▸ Task brief:
Your task is to repeat the listing exactly.

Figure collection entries
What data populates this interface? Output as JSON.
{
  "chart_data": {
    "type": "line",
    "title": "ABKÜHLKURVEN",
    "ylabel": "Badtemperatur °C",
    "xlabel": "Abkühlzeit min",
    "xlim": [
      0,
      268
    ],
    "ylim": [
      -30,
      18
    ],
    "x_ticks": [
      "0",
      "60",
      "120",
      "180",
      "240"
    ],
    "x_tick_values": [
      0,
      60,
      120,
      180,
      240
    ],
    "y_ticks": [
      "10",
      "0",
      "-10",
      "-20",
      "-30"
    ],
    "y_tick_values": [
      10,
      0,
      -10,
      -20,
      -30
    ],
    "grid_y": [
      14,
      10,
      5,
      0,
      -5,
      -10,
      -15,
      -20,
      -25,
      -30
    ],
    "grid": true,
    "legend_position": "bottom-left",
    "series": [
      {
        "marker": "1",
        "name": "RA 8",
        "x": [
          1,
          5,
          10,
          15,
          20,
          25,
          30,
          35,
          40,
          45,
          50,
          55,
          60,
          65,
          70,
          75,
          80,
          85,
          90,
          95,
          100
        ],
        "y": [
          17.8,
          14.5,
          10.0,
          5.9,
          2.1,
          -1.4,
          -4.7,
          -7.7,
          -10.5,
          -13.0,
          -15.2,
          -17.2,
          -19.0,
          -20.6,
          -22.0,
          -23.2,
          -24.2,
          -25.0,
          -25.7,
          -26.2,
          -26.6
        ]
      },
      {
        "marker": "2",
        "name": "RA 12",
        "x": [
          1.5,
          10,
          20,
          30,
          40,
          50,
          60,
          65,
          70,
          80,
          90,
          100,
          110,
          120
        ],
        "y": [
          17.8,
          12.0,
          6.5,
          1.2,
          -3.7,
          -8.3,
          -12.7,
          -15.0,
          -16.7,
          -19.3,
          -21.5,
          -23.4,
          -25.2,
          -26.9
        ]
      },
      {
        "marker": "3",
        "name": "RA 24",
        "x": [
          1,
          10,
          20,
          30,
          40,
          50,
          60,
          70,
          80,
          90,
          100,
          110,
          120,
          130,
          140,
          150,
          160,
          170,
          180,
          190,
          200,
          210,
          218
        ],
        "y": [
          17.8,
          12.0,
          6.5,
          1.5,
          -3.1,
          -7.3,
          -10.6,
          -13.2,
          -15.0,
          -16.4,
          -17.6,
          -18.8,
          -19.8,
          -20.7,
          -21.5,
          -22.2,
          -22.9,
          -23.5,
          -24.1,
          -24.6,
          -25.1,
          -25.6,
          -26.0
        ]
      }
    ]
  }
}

▸ Reply:
What data populates this interface? Output as JSON.
{
  "chart_data": {
    "type": "line",
    "title": "ABKÜHLKURVEN",
    "ylabel": "Badtemperatur °C",
    "xlabel": "Abkühlzeit min",
    "xlim": [
      0,
      268
    ],
    "ylim": [
      -30,
      18
    ],
    "x_ticks": [
      "0",
      "60",
      "120",
      "180",
      "240"
    ],
    "x_tick_values": [
      0,
      60,
      120,
      180,
      240
    ],
    "y_ticks": [
      "10",
      "0",
      "-10",
      "-20",
      "-30"
    ],
    "y_tick_values": [
      10,
      0,
      -10,
      -20,
      -30
    ],
    "grid_y": [
      14,
      10,
      5,
      0,
      -5,
      -10,
      -15,
      -20,
      -25,
      -30
    ],
    "grid": true,
    "legend_position": "bottom-left",
    "series": [
      {
        "marker": "1",
        "name": "RA 8",
        "x": [
          1,
          5,
          10,
          15,
          20,
          25,
          30,
          35,
          40,
          45,
          50,
          55,
          60,
          65,
          70,
          75,
          80,
          85,
          90,
          95,
          100
        ],
        "y": [
          17.8,
          14.5,
          10.0,
          5.9,
          2.1,
          -1.4,
          -4.7,
          -7.7,
          -10.5,
          -13.0,
          -15.2,
          -17.2,
          -19.0,
          -20.6,
          -22.0,
          -23.2,
          -24.2,
          -25.0,
          -25.7,
          -26.2,
          -26.6
        ]
      },
      {
        "marker": "2",
        "name": "RA 12",
        "x": [
          1.5,
          10,
          20,
          30,
          40,
          50,
          60,
          65,
          70,
          80,
          90,
          100,
          110,
          120
        ],
        "y": [
          17.8,
          12.0,
          6.5,
          1.2,
          -3.7,
          -8.3,
          -12.7,
          -15.0,
          -16.7,
          -19.3,
          -21.5,
          -23.4,
          -25.2,
          -26.9
        ]
      },
      {
        "marker": "3",
        "name": "RA 24",
        "x": [
          1,
          10,
          20,
          30,
          40,
          50,
          60,
          70,
          80,
          90,
          100,
          110,
          120,
          130,
          140,
          150,
          160,
          170,
          180,
          190,
          200,
          210,
          218
        ],
        "y": [
          17.8,
          12.0,
          6.5,
          1.5,
          -3.1,
          -7.3,
          -10.6,
          -13.2,
          -15.0,
          -16.4,
          -17.6,
          -18.8,
          -19.8,
          -20.7,
          -21.5,
          -22.2,
          -22.9,
          -23.5,
          -24.1,
          -24.6,
          -25.1,
          -25.6,
          -26.0
        ]
      }
    ]
  }
}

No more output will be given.